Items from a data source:
§

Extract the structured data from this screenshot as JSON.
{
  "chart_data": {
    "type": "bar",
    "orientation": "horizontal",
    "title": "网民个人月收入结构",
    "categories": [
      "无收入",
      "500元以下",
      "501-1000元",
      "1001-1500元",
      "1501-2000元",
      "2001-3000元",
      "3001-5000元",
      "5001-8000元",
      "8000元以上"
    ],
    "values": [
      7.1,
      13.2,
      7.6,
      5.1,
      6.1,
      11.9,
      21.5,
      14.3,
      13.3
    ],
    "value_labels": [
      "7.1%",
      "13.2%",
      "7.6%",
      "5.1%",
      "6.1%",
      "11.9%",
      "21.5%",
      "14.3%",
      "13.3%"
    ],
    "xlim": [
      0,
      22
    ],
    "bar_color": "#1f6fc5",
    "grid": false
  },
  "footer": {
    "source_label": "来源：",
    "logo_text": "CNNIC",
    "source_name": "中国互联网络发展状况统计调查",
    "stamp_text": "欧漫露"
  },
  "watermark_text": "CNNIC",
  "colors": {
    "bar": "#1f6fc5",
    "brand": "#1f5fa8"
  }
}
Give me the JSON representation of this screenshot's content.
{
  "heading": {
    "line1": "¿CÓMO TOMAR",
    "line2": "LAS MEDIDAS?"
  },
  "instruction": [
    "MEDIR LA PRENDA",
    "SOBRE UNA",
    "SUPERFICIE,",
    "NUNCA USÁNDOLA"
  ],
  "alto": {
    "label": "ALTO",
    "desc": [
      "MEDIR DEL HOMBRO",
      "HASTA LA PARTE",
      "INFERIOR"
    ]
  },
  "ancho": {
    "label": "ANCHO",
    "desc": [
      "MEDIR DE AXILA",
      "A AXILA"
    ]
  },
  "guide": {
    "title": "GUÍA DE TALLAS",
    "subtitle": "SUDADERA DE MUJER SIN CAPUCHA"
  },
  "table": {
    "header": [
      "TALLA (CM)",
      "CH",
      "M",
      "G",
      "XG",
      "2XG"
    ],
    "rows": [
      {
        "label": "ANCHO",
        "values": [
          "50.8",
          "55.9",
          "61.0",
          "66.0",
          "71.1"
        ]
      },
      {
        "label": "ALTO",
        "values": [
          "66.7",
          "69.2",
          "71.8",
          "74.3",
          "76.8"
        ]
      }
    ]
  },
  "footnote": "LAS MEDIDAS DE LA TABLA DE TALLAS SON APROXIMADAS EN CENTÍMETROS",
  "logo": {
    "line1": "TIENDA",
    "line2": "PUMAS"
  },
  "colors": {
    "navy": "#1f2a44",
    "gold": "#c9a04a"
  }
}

§

Emit the records above again, exactly, with no line skipped.

Extract the structured data from this screenshot as JSON.
{
  "chart_data": {
    "type": "bar",
    "orientation": "horizontal",
    "title": "网民个人月收入结构",
    "categories": [
      "无收入",
      "500元以下",
      "501-1000元",
      "1001-1500元",
      "1501-2000元",
      "2001-3000元",
      "3001-5000元",
      "5001-8000元",
      "8000元以上"
    ],
    "values": [
      7.1,
      13.2,
      7.6,
      5.1,
      6.1,
      11.9,
      21.5,
      14.3,
      13.3
    ],
    "value_labels": [
      "7.1%",
      "13.2%",
      "7.6%",
      "5.1%",
      "6.1%",
      "11.9%",
      "21.5%",
      "14.3%",
      "13.3%"
    ],
    "xlim": [
      0,
      22
    ],
    "bar_color": "#1f6fc5",
    "grid": false
  },
  "footer": {
    "source_label": "来源：",
    "logo_text": "CNNIC",
    "source_name": "中国互联网络发展状况统计调查",
    "stamp_text": "欧漫露"
  },
  "watermark_text": "CNNIC",
  "colors": {
    "bar": "#1f6fc5",
    "brand": "#1f5fa8"
  }
}
Give me the JSON representation of this screenshot's content.
{
  "heading": {
    "line1": "¿CÓMO TOMAR",
    "line2": "LAS MEDIDAS?"
  },
  "instruction": [
    "MEDIR LA PRENDA",
    "SOBRE UNA",
    "SUPERFICIE,",
    "NUNCA USÁNDOLA"
  ],
  "alto": {
    "label": "ALTO",
    "desc": [
      "MEDIR DEL HOMBRO",
      "HASTA LA PARTE",
      "INFERIOR"
    ]
  },
  "ancho": {
    "label": "ANCHO",
    "desc": [
      "MEDIR DE AXILA",
      "A AXILA"
    ]
  },
  "guide": {
    "title": "GUÍA DE TALLAS",
    "subtitle": "SUDADERA DE MUJER SIN CAPUCHA"
  },
  "table": {
    "header": [
      "TALLA (CM)",
      "CH",
      "M",
      "G",
      "XG",
      "2XG"
    ],
    "rows": [
      {
        "label": "ANCHO",
        "values": [
          "50.8",
          "55.9",
          "61.0",
          "66.0",
          "71.1"
        ]
      },
      {
        "label": "ALTO",
        "values": [
          "66.7",
          "69.2",
          "71.8",
          "74.3",
          "76.8"
        ]
      }
    ]
  },
  "footnote": "LAS MEDIDAS DE LA TABLA DE TALLAS SON APROXIMADAS EN CENTÍMETROS",
  "logo": {
    "line1": "TIENDA",
    "line2": "PUMAS"
  },
  "colors": {
    "navy": "#1f2a44",
    "gold": "#c9a04a"
  }
}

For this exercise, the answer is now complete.